━━━━━ DATA LINES ━━━━━

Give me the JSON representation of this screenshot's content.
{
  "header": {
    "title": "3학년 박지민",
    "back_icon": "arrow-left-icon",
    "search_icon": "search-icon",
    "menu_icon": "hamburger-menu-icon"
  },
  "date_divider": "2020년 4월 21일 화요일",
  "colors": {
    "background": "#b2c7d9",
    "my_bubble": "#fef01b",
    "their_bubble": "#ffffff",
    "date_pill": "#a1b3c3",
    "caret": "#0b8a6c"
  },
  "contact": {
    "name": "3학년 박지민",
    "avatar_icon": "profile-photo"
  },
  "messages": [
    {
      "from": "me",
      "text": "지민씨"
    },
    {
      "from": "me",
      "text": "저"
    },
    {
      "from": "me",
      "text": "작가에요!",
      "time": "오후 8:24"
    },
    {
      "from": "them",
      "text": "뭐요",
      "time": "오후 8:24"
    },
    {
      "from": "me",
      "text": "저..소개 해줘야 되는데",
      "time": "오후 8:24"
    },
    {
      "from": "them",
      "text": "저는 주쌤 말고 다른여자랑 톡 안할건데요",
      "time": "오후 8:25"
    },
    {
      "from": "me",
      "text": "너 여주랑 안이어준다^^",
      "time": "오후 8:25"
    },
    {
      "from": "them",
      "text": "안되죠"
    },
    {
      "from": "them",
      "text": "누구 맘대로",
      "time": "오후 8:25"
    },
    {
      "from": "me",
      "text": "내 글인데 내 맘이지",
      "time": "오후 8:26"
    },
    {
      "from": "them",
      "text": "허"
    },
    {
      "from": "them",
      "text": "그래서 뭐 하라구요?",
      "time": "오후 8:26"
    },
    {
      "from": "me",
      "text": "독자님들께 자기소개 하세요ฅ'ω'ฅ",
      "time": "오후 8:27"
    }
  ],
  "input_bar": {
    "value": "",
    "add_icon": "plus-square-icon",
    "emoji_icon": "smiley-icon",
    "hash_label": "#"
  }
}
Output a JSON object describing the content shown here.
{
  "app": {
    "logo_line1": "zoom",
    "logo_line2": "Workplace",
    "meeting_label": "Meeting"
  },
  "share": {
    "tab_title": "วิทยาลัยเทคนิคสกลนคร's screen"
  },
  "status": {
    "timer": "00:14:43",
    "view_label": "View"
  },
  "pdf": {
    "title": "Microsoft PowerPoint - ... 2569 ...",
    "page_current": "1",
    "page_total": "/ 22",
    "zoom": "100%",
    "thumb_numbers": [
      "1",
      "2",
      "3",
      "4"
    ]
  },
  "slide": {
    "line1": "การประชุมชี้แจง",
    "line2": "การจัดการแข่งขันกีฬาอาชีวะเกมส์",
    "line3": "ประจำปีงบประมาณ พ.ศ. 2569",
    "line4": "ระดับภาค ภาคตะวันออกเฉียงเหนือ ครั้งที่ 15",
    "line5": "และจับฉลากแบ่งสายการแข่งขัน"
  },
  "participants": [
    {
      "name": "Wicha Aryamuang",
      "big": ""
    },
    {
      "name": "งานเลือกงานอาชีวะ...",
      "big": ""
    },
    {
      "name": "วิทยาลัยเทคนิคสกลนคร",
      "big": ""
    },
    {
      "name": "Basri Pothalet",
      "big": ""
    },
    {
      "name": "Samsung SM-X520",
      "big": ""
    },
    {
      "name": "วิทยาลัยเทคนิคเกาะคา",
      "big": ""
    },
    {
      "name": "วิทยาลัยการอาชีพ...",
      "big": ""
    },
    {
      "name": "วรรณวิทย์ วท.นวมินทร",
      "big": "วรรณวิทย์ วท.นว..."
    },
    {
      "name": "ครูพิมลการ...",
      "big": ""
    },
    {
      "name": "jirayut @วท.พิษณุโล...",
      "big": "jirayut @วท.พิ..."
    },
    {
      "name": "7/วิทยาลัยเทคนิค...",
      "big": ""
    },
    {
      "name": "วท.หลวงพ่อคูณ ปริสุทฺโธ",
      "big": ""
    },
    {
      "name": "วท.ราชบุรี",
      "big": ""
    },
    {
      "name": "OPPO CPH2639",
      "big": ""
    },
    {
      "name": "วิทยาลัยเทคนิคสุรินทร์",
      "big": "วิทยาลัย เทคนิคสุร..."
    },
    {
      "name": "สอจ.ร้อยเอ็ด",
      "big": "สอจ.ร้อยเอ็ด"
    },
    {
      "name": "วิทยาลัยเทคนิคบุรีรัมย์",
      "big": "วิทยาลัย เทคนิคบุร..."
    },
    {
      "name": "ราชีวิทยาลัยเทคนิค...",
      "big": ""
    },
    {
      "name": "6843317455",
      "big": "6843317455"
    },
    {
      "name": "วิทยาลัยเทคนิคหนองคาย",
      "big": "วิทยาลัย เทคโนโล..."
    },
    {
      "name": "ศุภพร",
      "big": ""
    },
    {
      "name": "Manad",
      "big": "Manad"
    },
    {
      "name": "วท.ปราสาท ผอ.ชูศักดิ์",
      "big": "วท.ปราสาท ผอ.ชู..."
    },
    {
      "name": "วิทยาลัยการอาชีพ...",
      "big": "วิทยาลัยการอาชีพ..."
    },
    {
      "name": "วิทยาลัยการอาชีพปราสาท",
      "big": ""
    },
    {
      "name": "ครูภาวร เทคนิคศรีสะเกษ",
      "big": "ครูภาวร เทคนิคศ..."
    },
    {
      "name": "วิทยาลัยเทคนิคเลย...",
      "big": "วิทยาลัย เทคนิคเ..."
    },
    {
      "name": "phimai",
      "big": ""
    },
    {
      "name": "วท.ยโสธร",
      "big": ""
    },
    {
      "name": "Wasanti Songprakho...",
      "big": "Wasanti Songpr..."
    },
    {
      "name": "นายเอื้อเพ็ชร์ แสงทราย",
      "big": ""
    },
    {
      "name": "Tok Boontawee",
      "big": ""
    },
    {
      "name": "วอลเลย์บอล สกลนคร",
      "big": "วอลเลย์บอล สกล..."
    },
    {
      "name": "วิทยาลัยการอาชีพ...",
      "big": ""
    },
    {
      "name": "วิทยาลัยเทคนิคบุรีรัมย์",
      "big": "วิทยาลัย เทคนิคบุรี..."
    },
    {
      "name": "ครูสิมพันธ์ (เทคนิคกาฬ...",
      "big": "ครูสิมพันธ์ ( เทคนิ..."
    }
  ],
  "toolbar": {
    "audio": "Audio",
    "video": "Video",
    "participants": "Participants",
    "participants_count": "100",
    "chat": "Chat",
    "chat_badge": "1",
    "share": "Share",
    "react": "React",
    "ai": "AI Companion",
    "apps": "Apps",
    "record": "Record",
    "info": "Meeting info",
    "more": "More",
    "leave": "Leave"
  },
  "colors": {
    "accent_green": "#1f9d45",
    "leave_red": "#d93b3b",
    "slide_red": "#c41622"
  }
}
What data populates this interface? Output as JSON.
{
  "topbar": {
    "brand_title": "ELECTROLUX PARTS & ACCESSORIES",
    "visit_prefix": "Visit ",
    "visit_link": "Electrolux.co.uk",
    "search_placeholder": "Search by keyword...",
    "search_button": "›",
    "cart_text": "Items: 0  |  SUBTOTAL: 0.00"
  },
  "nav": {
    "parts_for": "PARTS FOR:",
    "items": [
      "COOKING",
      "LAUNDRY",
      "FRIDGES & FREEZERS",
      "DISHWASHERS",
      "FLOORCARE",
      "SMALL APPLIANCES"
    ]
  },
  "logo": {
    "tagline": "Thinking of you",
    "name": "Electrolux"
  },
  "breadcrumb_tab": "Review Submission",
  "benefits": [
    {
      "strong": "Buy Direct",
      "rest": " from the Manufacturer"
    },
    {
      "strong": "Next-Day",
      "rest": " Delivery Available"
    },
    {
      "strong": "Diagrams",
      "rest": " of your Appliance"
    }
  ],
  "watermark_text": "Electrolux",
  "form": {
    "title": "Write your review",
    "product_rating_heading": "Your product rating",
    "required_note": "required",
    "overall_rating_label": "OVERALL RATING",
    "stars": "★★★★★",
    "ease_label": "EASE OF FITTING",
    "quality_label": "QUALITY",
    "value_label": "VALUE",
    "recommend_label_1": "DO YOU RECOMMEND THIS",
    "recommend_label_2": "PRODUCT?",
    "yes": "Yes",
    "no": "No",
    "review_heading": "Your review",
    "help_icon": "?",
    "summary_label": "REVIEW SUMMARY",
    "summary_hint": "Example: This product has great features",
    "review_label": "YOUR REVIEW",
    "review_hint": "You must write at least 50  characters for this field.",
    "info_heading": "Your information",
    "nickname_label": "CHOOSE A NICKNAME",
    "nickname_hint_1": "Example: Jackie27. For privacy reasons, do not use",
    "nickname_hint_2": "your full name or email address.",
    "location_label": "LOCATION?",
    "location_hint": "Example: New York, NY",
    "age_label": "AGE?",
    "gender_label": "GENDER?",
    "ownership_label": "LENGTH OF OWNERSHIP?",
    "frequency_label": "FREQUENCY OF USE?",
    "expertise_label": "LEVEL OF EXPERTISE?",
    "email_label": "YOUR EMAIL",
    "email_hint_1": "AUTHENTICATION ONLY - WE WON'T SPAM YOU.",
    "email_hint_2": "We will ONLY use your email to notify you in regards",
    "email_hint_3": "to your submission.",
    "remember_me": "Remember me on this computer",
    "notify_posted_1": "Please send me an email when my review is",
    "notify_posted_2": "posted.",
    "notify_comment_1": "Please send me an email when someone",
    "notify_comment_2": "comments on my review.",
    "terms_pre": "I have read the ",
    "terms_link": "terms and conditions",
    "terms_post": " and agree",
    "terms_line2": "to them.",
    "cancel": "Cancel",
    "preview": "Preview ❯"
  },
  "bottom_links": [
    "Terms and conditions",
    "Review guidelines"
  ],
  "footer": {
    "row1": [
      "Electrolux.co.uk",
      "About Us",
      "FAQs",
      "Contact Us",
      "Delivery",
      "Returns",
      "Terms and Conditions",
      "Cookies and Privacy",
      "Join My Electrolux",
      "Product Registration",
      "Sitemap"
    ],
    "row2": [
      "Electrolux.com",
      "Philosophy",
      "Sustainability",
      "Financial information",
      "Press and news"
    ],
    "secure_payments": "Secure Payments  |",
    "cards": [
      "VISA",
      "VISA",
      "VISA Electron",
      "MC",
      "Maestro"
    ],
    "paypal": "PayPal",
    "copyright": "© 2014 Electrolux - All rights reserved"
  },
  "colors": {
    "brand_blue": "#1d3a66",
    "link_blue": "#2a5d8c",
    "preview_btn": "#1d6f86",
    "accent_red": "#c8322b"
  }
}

━━━━━

Within the material above, find the lines that contain the word "คสกลนคร"; copy them.

[RESULT FOR THIS TASK]
    "tab_title": "วิทยาลัยเทคนิคสกลนคร's screen"
      "name": "วิทยาลัยเทคนิคสกลนคร",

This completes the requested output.